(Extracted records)
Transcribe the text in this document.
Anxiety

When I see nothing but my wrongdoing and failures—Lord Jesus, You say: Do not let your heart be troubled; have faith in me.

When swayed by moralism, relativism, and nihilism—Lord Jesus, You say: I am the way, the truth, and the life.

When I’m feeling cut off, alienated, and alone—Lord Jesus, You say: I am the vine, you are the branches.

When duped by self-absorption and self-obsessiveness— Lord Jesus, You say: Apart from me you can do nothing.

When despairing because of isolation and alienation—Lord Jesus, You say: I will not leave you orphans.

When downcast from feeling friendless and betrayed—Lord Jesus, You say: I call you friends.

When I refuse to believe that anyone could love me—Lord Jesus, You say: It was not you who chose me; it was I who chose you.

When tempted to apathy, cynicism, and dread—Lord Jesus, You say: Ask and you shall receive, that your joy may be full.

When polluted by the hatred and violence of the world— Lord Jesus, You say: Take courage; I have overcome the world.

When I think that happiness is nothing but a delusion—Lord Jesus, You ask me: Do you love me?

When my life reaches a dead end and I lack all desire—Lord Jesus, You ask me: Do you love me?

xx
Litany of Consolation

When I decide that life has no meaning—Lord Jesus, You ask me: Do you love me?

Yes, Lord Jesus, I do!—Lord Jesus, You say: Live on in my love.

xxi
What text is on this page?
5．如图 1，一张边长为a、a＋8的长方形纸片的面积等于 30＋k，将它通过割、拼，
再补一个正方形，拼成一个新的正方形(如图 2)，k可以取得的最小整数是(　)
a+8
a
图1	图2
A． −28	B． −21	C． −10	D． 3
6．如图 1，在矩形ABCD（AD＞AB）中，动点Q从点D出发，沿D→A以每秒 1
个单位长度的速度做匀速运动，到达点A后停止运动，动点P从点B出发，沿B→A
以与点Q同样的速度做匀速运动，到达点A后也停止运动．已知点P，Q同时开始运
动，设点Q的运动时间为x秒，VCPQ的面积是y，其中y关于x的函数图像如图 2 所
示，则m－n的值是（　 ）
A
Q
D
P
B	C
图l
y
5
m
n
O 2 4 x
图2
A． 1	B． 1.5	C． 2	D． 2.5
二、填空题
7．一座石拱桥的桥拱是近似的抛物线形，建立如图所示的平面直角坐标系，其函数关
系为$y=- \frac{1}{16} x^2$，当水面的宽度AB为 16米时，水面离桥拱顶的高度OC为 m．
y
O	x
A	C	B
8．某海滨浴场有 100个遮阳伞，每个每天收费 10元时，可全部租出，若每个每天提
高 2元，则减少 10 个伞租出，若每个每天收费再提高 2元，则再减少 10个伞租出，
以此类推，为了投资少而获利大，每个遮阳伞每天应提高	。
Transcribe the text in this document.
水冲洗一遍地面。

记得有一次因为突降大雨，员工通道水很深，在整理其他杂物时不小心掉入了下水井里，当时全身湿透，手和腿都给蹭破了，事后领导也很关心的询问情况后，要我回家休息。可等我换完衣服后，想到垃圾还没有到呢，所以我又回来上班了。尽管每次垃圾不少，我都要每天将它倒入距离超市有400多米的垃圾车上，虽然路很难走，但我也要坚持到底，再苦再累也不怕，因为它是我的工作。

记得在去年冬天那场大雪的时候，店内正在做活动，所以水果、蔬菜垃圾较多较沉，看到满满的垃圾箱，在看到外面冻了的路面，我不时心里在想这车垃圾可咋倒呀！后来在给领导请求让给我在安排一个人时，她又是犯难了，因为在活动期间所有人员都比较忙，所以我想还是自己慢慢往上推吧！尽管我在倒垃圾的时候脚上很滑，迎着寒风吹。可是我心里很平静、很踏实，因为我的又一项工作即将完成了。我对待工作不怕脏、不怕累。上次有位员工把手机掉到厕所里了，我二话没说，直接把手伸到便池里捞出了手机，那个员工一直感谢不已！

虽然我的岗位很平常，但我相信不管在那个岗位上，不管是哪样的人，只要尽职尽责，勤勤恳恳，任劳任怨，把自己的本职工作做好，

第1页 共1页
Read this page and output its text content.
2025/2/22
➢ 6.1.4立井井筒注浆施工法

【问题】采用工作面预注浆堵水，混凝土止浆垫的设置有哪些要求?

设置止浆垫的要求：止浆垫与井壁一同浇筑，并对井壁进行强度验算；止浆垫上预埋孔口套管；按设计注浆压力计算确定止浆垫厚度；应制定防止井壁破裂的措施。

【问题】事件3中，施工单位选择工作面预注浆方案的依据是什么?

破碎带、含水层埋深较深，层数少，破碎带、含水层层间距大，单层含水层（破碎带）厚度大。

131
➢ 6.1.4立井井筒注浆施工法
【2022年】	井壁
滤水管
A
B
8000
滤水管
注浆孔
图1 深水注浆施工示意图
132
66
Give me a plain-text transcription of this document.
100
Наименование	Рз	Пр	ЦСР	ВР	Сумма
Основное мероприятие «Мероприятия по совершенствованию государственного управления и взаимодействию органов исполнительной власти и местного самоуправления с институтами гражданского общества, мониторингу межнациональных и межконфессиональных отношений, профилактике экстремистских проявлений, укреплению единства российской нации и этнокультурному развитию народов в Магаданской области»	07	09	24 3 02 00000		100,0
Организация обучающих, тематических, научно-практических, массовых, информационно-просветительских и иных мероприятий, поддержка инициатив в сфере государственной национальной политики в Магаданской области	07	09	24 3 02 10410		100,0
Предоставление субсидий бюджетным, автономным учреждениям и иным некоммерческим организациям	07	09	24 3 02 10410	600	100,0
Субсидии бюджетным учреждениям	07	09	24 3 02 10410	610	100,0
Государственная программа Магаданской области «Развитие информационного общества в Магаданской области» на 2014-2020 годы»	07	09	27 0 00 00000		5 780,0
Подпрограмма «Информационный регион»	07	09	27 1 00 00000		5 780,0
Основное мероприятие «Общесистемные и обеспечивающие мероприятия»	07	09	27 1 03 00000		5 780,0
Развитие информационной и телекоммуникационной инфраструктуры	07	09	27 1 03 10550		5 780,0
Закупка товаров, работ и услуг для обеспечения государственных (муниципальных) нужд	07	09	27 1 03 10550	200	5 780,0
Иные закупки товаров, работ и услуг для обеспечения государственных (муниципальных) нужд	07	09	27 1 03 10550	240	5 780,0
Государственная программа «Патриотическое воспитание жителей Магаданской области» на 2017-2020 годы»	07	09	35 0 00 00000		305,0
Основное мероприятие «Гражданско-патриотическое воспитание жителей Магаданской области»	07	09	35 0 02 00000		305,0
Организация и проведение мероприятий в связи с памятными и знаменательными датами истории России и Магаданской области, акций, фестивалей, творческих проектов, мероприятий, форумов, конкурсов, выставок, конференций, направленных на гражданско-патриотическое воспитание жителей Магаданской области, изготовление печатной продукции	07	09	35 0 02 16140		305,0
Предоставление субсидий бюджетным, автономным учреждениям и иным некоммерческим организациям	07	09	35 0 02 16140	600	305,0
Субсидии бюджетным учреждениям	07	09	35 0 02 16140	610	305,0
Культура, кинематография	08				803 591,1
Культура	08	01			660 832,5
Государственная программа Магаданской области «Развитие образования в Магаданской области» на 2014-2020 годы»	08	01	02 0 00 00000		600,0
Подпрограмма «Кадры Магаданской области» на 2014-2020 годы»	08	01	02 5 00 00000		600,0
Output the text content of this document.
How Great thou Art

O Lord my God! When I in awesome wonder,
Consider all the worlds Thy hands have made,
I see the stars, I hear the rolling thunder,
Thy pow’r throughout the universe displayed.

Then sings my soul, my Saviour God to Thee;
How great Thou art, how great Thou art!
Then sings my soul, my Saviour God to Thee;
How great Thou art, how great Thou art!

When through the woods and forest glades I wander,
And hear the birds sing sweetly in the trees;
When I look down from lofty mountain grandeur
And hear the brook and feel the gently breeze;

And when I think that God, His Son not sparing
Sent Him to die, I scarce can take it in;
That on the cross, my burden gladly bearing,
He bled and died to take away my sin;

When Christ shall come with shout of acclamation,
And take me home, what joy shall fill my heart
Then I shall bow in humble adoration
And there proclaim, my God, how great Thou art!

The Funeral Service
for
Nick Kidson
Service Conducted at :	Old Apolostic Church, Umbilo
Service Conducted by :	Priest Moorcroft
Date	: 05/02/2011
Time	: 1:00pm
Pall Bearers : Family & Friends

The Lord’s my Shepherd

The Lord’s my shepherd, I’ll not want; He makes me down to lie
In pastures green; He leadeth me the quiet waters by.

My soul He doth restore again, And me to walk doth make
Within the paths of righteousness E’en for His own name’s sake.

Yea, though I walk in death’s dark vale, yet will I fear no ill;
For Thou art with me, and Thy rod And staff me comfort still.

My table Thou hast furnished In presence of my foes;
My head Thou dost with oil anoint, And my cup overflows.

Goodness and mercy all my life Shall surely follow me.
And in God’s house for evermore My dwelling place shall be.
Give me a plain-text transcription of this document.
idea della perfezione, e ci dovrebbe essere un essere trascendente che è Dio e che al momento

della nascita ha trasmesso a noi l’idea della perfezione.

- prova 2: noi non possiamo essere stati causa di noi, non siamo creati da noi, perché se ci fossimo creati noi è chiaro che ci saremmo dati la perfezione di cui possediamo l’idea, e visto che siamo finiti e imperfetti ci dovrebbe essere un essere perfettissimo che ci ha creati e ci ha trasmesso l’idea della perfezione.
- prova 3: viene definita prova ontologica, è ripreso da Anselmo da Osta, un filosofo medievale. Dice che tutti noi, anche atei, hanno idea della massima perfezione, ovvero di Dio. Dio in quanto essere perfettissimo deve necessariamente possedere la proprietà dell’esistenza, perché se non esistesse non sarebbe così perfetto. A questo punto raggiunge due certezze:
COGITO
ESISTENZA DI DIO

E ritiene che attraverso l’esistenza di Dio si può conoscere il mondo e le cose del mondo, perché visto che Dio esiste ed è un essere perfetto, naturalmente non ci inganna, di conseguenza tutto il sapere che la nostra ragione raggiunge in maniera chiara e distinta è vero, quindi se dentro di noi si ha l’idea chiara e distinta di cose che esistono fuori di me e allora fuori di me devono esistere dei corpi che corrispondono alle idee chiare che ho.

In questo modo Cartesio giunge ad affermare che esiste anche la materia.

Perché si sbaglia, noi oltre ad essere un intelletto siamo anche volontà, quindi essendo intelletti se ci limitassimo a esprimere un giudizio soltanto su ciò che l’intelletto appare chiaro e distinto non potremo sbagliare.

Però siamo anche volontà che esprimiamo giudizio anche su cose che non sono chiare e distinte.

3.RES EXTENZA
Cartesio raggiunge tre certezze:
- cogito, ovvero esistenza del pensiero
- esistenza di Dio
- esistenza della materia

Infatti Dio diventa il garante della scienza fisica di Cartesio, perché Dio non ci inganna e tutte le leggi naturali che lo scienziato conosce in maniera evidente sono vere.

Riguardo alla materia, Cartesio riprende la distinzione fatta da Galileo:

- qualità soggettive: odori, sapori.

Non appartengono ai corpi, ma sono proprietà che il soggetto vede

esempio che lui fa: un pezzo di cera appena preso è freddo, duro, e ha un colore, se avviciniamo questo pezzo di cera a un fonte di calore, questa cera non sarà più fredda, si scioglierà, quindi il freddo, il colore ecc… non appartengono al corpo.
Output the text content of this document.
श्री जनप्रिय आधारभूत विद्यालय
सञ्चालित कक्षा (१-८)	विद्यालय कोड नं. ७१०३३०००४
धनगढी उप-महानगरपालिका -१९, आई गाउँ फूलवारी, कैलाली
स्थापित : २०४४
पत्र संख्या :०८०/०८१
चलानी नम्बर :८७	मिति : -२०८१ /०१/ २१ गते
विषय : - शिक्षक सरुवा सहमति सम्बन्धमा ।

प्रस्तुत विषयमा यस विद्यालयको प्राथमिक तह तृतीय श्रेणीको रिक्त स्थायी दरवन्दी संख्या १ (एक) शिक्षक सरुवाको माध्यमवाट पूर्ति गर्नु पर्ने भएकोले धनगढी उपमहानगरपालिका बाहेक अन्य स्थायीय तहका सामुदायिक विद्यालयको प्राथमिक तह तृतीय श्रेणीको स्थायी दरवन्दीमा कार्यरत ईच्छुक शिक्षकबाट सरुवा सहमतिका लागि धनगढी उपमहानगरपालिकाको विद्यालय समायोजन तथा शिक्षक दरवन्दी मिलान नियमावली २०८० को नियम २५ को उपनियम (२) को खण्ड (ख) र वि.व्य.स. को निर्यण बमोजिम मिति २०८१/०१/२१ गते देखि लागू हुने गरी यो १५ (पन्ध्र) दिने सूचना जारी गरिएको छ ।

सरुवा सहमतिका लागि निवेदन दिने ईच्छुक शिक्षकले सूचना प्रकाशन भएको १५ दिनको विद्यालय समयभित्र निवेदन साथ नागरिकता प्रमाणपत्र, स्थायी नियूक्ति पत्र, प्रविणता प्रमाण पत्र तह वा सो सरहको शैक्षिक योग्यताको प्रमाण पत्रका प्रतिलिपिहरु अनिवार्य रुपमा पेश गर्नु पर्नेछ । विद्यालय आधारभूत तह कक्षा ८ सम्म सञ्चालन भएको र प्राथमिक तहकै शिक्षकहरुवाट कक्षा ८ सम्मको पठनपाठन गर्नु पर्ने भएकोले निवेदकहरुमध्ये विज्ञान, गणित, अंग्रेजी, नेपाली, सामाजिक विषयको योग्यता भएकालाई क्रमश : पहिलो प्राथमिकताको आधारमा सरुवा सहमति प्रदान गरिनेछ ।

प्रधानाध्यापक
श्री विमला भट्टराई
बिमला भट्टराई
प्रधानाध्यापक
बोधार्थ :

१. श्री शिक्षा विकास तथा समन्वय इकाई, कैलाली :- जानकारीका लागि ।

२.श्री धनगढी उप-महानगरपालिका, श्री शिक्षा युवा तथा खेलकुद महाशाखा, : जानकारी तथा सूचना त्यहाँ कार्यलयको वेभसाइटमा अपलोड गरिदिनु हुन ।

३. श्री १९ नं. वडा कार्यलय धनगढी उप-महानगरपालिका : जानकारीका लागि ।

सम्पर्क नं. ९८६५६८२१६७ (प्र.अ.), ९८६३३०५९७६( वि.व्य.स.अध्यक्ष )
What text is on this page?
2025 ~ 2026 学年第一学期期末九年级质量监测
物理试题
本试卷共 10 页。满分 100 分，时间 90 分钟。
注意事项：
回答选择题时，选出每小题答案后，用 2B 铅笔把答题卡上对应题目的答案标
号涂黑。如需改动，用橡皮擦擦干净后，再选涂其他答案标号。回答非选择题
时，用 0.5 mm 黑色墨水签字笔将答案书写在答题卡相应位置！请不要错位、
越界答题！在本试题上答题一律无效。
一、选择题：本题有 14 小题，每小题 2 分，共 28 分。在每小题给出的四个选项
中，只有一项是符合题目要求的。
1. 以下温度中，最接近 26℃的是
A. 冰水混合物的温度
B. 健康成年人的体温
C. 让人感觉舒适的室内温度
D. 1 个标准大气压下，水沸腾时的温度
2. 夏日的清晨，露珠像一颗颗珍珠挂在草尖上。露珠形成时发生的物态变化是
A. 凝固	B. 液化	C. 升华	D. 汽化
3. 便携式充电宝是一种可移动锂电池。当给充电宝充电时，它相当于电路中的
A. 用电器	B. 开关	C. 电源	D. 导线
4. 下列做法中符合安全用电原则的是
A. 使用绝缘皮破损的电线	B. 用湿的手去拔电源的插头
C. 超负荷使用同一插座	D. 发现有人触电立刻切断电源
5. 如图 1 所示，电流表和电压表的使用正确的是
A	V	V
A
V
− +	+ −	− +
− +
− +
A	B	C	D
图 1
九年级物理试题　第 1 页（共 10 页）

◆ Work to be completed
Work out how many lines of the listing above include the word "Государственная". Reply with nothing but the count.

◆ Result for this task
3